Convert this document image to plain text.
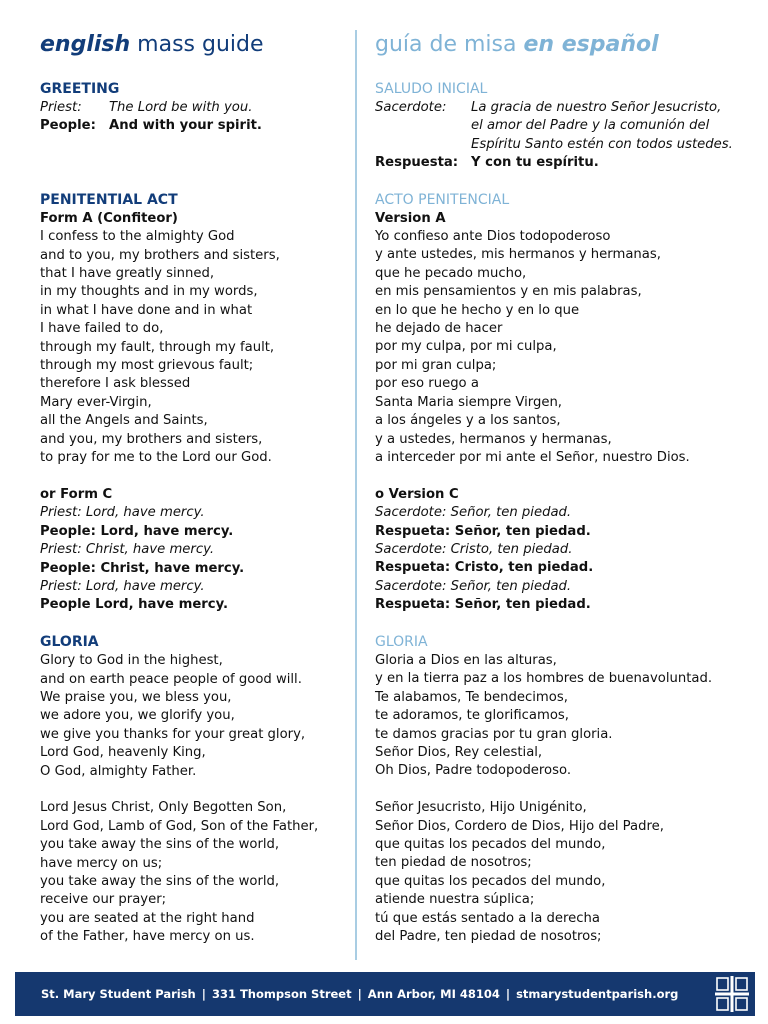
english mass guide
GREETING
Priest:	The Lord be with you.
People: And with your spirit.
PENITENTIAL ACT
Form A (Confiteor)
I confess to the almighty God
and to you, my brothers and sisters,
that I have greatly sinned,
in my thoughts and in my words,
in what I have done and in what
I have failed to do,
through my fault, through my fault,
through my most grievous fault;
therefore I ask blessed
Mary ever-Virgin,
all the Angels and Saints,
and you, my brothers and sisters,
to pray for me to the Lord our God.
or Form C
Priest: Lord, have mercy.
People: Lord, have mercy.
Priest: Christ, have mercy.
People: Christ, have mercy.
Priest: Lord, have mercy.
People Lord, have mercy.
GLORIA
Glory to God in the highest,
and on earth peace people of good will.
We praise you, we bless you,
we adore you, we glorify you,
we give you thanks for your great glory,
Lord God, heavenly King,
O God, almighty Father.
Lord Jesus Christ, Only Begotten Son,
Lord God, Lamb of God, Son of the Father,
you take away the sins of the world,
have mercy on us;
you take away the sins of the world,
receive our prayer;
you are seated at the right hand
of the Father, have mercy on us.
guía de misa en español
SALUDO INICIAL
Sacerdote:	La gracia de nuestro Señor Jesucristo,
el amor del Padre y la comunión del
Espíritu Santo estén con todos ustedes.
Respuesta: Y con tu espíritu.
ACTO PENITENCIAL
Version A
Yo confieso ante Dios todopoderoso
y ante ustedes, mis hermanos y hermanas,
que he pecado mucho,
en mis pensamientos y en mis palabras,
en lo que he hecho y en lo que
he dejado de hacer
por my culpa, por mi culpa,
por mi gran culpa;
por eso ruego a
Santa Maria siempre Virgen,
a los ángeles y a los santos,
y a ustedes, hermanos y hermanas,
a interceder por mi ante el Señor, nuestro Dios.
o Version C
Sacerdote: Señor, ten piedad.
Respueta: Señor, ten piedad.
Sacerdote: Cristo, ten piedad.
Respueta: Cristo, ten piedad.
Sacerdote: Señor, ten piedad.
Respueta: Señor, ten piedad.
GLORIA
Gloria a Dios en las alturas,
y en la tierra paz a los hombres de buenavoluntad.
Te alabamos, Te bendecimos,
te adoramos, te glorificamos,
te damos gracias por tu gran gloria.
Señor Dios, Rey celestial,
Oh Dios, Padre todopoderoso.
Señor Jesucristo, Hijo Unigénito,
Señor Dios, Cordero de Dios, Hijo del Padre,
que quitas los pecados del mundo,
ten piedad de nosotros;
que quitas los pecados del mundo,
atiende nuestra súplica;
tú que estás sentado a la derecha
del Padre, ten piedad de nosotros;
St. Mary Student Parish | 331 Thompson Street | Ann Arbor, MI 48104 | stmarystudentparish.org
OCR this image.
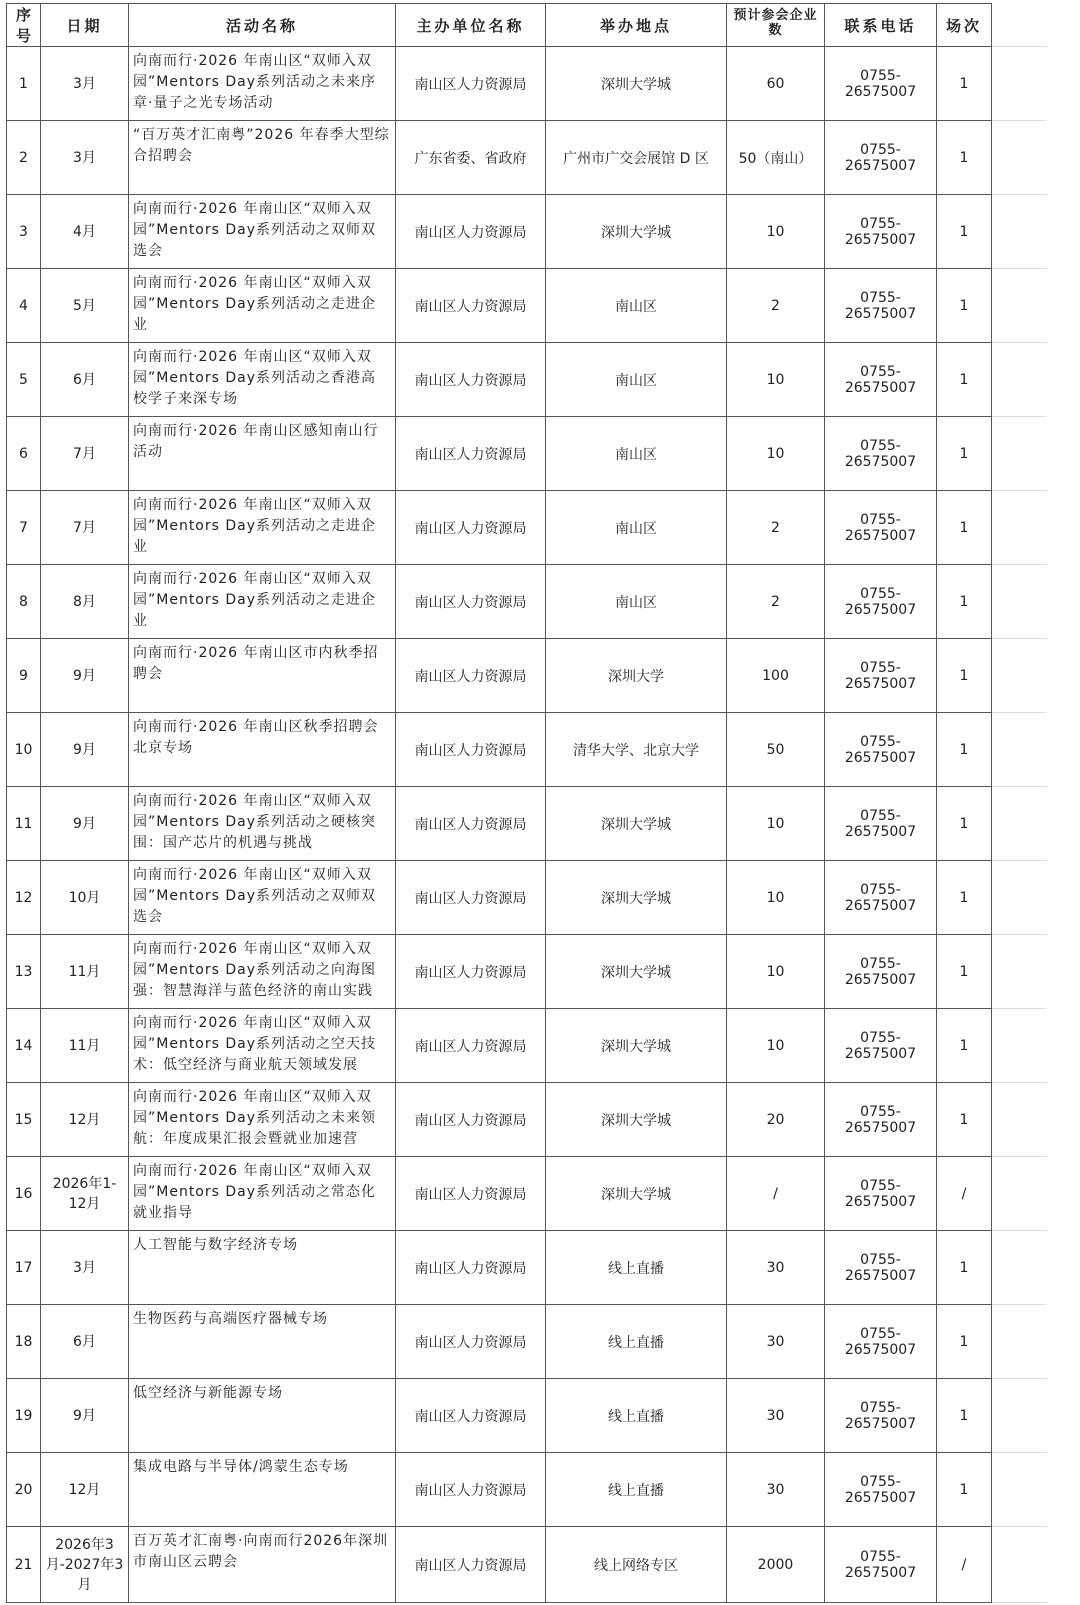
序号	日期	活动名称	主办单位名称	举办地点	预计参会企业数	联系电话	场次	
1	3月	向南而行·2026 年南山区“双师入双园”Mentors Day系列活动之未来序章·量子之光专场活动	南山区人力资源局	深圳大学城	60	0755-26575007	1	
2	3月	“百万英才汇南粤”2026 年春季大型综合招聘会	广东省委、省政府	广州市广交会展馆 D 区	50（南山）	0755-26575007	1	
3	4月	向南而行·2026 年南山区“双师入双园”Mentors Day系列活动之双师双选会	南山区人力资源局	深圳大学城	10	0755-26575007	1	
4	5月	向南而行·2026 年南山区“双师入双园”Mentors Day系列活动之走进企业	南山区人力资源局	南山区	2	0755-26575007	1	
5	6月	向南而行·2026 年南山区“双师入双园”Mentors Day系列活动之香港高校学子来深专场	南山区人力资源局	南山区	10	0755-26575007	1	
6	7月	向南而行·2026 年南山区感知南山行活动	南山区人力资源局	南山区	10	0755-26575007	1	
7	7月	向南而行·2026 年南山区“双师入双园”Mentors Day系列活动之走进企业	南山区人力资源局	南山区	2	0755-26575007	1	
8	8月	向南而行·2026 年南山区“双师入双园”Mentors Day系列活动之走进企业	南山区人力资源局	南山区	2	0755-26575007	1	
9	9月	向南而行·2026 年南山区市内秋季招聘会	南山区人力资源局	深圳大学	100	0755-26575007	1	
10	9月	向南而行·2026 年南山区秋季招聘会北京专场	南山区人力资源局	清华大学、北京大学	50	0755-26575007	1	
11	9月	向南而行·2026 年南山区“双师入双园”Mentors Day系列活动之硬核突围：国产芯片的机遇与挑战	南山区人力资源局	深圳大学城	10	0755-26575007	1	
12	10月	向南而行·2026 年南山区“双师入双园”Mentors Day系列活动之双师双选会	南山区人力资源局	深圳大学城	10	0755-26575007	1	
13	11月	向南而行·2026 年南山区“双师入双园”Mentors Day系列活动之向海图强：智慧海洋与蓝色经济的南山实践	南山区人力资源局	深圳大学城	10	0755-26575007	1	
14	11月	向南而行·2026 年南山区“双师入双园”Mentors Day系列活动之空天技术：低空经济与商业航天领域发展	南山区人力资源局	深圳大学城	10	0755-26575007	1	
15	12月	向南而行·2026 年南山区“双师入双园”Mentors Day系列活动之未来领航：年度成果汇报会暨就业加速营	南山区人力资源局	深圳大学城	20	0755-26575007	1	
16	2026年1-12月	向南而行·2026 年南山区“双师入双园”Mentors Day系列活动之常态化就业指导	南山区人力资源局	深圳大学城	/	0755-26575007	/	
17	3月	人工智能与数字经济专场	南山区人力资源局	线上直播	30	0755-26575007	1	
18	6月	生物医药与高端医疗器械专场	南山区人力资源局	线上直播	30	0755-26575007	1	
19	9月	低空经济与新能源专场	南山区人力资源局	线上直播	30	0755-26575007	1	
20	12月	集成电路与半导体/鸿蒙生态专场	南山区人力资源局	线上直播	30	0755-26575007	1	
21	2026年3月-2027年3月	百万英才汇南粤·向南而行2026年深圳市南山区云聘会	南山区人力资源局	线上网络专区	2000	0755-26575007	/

--------------------------------

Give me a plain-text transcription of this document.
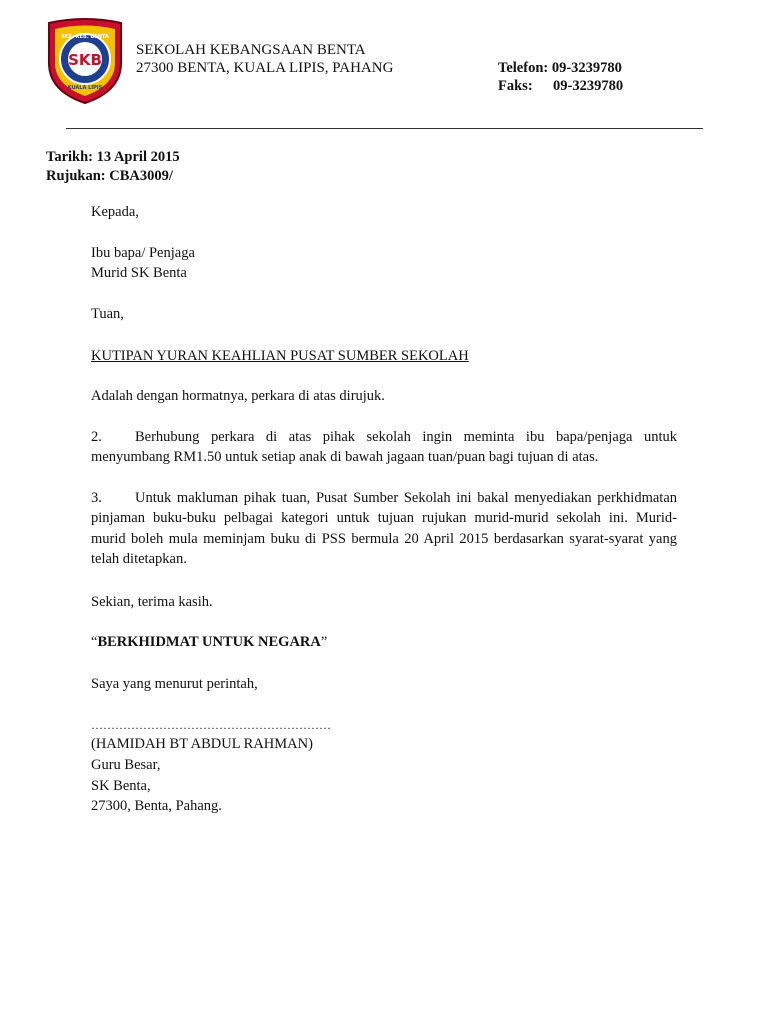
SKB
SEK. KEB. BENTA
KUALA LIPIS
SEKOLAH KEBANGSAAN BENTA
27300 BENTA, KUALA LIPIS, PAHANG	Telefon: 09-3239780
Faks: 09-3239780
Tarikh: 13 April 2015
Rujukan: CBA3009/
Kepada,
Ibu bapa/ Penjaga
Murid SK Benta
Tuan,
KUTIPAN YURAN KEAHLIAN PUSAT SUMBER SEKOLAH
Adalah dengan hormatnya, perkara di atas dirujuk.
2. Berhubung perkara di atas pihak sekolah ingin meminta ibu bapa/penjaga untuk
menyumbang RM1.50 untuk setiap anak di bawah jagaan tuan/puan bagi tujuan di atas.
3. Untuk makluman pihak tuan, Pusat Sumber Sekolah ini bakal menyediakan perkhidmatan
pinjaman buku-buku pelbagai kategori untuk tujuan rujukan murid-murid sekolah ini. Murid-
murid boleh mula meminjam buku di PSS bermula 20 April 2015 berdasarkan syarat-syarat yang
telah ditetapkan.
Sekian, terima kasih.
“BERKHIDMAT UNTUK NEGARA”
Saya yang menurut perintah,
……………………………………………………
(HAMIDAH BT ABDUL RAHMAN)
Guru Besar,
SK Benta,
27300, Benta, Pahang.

--------------------------------

▶ Written problem
Find all lines with "this" in them and copy each one.

▶ Exercise response
Convert this document image to plain text.
OCR this image.
Give me a plain-text transcription of this document.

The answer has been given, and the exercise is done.